* start PROVIDED ENTRIES *

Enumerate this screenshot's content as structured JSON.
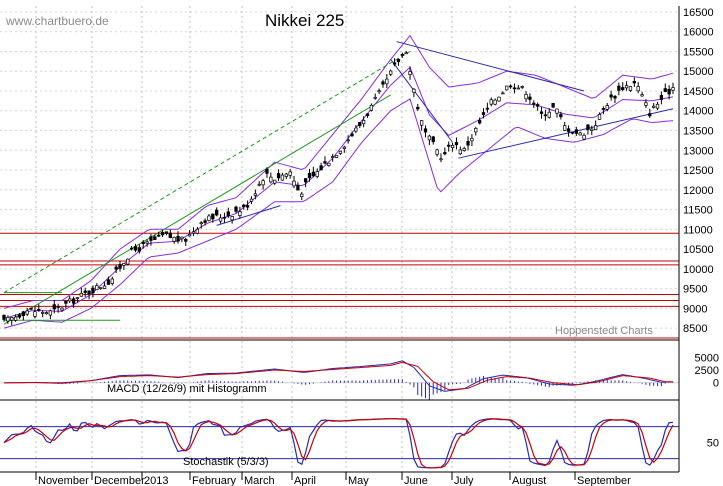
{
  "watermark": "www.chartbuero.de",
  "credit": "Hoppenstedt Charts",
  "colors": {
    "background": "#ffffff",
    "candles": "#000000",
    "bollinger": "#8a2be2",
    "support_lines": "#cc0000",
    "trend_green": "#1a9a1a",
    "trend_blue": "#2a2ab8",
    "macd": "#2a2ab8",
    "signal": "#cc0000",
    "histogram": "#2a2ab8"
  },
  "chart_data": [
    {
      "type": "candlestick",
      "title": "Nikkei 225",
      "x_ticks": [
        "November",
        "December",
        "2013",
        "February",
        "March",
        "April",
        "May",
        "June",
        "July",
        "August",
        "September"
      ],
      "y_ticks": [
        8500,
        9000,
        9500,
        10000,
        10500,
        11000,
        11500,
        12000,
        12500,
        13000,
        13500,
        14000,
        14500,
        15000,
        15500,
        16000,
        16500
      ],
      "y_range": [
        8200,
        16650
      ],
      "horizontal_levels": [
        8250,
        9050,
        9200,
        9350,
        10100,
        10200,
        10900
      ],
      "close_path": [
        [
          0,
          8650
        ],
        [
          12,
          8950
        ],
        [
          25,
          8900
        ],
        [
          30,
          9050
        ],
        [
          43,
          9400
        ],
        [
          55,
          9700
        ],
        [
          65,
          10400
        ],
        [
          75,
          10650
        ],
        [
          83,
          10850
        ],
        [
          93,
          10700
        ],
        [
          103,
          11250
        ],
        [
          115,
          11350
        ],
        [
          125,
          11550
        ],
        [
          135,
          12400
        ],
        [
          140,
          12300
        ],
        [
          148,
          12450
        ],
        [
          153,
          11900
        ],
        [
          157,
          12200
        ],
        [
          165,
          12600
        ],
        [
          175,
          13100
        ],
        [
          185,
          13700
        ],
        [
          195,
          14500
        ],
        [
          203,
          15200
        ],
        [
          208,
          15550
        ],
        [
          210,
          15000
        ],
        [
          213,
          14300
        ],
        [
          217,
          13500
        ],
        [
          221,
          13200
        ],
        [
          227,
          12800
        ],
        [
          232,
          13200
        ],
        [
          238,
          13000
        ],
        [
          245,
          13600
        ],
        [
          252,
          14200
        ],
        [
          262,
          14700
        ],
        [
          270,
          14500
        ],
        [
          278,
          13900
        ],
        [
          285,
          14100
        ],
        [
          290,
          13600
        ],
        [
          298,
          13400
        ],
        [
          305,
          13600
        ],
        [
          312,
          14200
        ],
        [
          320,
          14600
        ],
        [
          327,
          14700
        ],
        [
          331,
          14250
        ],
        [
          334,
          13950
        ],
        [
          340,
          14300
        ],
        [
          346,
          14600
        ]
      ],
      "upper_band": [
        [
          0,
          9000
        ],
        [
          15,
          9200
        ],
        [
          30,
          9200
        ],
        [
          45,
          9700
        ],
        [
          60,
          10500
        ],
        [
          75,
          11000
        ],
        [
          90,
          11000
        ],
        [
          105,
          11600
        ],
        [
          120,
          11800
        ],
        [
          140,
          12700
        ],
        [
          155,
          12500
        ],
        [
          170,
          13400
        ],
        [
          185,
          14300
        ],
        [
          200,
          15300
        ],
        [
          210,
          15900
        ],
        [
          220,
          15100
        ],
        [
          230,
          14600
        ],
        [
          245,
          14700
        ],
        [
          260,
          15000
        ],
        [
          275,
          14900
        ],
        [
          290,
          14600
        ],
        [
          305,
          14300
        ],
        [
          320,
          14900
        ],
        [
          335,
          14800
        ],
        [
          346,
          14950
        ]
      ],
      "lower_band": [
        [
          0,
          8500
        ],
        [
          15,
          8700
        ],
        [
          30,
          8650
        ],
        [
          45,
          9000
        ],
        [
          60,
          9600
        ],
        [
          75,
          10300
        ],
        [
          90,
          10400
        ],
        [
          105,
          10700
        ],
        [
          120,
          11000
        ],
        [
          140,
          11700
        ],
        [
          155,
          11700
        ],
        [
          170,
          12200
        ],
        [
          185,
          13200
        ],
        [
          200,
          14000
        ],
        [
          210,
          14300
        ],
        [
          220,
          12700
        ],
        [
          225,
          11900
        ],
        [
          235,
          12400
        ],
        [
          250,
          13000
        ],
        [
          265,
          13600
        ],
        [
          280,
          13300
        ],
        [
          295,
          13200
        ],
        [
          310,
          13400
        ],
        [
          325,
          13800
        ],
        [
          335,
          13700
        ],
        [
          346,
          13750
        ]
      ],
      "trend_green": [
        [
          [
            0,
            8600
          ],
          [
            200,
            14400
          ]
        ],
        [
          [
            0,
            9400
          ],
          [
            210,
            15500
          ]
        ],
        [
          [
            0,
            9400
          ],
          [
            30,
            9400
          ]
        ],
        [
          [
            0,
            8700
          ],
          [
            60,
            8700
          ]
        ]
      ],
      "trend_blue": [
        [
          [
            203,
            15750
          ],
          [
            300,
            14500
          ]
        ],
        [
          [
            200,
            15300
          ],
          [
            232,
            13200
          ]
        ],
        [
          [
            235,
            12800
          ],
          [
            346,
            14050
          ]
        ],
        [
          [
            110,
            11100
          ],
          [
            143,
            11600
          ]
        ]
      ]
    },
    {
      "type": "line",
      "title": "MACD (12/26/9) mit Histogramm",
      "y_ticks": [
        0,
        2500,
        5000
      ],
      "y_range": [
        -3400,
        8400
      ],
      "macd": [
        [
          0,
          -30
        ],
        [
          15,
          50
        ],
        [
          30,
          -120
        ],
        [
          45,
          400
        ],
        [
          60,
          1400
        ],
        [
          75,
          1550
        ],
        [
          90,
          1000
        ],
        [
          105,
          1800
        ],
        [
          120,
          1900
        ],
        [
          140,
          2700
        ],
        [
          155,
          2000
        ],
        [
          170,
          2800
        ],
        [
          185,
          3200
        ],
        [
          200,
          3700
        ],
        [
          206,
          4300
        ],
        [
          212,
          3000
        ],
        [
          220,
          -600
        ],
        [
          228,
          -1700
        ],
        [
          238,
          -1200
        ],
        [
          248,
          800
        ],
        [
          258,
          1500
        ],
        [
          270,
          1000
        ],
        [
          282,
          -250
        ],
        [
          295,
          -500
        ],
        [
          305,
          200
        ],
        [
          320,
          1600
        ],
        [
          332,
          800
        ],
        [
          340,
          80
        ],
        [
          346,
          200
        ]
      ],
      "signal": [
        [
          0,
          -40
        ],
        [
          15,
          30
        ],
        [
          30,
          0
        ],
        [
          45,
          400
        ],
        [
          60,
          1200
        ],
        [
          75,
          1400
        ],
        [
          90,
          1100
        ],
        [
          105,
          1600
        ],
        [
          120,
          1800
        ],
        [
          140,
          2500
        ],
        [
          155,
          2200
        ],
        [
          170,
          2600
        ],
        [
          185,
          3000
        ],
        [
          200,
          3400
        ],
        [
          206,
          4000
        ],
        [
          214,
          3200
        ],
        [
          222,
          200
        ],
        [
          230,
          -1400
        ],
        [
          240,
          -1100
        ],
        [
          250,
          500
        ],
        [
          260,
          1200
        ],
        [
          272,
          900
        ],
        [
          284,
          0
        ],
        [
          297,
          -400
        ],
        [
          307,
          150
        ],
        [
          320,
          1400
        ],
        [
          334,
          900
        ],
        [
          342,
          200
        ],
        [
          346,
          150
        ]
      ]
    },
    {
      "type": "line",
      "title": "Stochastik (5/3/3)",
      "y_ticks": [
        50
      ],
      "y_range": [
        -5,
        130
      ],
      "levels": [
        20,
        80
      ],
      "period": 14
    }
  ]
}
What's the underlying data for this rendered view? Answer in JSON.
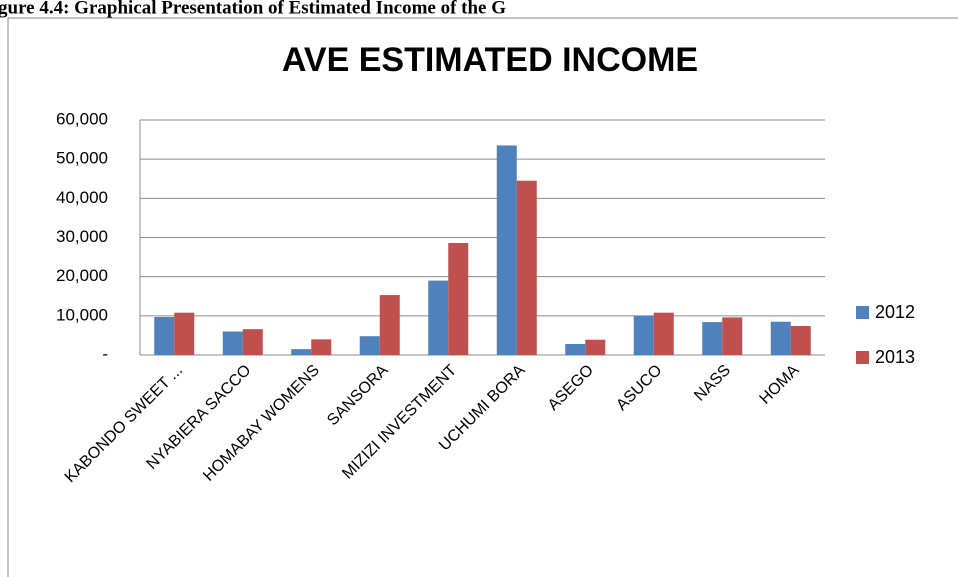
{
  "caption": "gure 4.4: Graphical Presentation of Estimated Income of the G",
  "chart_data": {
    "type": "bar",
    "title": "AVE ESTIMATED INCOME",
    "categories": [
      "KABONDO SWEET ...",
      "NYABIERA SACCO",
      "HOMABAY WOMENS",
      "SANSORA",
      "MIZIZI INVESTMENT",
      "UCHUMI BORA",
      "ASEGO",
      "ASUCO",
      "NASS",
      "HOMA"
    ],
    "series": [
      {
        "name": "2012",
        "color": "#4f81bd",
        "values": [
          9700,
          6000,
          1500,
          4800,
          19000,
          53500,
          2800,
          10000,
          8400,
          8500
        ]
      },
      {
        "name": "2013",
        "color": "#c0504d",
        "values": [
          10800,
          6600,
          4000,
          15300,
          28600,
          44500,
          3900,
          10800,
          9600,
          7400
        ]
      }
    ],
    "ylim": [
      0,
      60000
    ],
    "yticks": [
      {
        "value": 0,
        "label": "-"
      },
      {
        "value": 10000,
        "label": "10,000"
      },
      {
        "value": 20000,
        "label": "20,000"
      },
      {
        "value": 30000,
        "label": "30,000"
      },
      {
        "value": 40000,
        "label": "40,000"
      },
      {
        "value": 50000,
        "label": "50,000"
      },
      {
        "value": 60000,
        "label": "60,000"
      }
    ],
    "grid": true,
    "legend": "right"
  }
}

* end PROVIDED ENTRIES *

▸ WRITTEN REQUEST
Pull every line containing "type" from the data.

▸ THE ANSWER
      "type": "candlestick",
      "type": "line",
      "type": "line",
    "type": "bar",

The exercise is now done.